The answer is a single number: how many lines hold the string "color".

Data entries for graphics:

####

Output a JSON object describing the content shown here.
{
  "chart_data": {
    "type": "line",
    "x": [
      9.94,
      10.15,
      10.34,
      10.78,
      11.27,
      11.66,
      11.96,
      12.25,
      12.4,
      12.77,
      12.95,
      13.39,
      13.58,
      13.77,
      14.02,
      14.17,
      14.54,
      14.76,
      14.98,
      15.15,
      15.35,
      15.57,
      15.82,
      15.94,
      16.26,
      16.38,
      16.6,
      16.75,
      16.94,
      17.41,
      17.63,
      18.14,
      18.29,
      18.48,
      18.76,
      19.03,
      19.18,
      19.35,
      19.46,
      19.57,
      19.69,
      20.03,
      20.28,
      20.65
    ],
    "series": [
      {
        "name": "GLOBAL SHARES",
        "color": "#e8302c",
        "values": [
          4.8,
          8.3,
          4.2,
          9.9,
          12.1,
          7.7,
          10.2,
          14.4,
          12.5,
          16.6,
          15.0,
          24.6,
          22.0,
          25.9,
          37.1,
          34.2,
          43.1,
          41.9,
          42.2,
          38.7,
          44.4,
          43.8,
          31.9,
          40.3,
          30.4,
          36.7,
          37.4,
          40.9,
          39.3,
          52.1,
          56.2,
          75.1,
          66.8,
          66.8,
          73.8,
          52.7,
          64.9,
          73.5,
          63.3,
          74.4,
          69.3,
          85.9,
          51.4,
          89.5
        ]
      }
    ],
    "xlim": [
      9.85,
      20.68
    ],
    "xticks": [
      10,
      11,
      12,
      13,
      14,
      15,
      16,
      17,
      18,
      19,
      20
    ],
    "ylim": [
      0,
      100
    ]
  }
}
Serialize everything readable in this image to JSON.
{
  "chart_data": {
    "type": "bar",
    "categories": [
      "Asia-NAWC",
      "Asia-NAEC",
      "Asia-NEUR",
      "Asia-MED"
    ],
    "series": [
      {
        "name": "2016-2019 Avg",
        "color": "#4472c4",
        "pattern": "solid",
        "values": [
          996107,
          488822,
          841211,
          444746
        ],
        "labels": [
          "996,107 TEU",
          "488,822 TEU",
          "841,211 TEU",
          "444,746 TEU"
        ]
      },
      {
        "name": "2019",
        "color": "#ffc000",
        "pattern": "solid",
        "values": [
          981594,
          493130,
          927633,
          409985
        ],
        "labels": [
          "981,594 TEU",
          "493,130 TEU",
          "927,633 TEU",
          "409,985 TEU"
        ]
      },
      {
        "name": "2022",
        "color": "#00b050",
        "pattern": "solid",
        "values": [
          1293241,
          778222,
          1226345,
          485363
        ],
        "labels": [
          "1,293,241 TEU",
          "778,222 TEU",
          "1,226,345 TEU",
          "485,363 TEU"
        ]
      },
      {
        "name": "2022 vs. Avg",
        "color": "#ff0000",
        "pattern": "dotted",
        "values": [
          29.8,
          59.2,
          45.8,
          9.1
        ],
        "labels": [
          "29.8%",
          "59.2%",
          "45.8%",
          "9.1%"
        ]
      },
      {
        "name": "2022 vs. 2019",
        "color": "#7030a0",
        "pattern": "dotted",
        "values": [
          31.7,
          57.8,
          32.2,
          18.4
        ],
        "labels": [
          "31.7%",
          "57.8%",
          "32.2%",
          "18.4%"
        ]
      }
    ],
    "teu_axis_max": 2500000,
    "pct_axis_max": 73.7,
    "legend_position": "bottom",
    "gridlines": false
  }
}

####

RESPONSE TO THIS EXERCISE
6